= Material supplied =
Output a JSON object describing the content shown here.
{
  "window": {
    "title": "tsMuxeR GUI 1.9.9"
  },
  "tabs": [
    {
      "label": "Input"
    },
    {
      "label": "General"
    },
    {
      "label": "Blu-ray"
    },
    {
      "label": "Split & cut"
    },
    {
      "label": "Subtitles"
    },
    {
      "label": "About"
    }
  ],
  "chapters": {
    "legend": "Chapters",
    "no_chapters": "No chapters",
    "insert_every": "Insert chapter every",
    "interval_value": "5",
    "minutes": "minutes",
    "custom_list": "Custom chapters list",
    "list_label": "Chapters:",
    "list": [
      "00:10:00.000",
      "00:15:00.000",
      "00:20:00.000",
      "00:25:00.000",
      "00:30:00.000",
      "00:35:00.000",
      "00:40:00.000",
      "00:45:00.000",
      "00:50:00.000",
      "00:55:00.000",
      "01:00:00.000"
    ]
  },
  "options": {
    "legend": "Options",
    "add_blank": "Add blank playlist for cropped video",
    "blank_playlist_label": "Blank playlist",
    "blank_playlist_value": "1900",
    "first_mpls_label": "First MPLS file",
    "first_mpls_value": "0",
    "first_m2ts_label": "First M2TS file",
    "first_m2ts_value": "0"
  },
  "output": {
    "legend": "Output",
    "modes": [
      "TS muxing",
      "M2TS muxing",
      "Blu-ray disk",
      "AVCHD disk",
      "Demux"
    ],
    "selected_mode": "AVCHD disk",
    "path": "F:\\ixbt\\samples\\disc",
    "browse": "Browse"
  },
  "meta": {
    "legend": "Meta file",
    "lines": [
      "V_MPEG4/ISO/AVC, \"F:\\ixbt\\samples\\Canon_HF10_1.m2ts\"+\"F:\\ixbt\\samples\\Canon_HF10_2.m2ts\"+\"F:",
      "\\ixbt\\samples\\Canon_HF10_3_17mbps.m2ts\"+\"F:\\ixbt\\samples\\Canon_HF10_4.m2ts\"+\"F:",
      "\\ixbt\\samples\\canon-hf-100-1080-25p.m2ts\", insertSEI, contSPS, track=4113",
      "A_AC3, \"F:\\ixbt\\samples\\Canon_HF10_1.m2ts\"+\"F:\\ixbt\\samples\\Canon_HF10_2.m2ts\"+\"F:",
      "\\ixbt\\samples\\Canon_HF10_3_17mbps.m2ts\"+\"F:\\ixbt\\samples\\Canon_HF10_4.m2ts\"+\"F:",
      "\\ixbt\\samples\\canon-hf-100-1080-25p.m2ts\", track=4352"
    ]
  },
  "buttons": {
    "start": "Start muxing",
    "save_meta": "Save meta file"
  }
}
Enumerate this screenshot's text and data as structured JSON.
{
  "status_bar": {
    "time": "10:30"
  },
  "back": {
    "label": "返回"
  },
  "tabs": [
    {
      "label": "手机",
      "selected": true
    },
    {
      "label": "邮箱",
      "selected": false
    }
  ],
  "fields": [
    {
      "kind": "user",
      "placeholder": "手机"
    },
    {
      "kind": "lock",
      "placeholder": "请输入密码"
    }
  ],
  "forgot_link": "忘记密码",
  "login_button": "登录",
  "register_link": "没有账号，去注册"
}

= Set task =
Repeat the whole listing exactly, keeping every line intact.

= Result =
Output a JSON object describing the content shown here.
{
  "window": {
    "title": "tsMuxeR GUI 1.9.9"
  },
  "tabs": [
    {
      "label": "Input"
    },
    {
      "label": "General"
    },
    {
      "label": "Blu-ray"
    },
    {
      "label": "Split & cut"
    },
    {
      "label": "Subtitles"
    },
    {
      "label": "About"
    }
  ],
  "chapters": {
    "legend": "Chapters",
    "no_chapters": "No chapters",
    "insert_every": "Insert chapter every",
    "interval_value": "5",
    "minutes": "minutes",
    "custom_list": "Custom chapters list",
    "list_label": "Chapters:",
    "list": [
      "00:10:00.000",
      "00:15:00.000",
      "00:20:00.000",
      "00:25:00.000",
      "00:30:00.000",
      "00:35:00.000",
      "00:40:00.000",
      "00:45:00.000",
      "00:50:00.000",
      "00:55:00.000",
      "01:00:00.000"
    ]
  },
  "options": {
    "legend": "Options",
    "add_blank": "Add blank playlist for cropped video",
    "blank_playlist_label": "Blank playlist",
    "blank_playlist_value": "1900",
    "first_mpls_label": "First MPLS file",
    "first_mpls_value": "0",
    "first_m2ts_label": "First M2TS file",
    "first_m2ts_value": "0"
  },
  "output": {
    "legend": "Output",
    "modes": [
      "TS muxing",
      "M2TS muxing",
      "Blu-ray disk",
      "AVCHD disk",
      "Demux"
    ],
    "selected_mode": "AVCHD disk",
    "path": "F:\\ixbt\\samples\\disc",
    "browse": "Browse"
  },
  "meta": {
    "legend": "Meta file",
    "lines": [
      "V_MPEG4/ISO/AVC, \"F:\\ixbt\\samples\\Canon_HF10_1.m2ts\"+\"F:\\ixbt\\samples\\Canon_HF10_2.m2ts\"+\"F:",
      "\\ixbt\\samples\\Canon_HF10_3_17mbps.m2ts\"+\"F:\\ixbt\\samples\\Canon_HF10_4.m2ts\"+\"F:",
      "\\ixbt\\samples\\canon-hf-100-1080-25p.m2ts\", insertSEI, contSPS, track=4113",
      "A_AC3, \"F:\\ixbt\\samples\\Canon_HF10_1.m2ts\"+\"F:\\ixbt\\samples\\Canon_HF10_2.m2ts\"+\"F:",
      "\\ixbt\\samples\\Canon_HF10_3_17mbps.m2ts\"+\"F:\\ixbt\\samples\\Canon_HF10_4.m2ts\"+\"F:",
      "\\ixbt\\samples\\canon-hf-100-1080-25p.m2ts\", track=4352"
    ]
  },
  "buttons": {
    "start": "Start muxing",
    "save_meta": "Save meta file"
  }
}
Enumerate this screenshot's text and data as structured JSON.
{
  "status_bar": {
    "time": "10:30"
  },
  "back": {
    "label": "返回"
  },
  "tabs": [
    {
      "label": "手机",
      "selected": true
    },
    {
      "label": "邮箱",
      "selected": false
    }
  ],
  "fields": [
    {
      "kind": "user",
      "placeholder": "手机"
    },
    {
      "kind": "lock",
      "placeholder": "请输入密码"
    }
  ],
  "forgot_link": "忘记密码",
  "login_button": "登录",
  "register_link": "没有账号，去注册"
}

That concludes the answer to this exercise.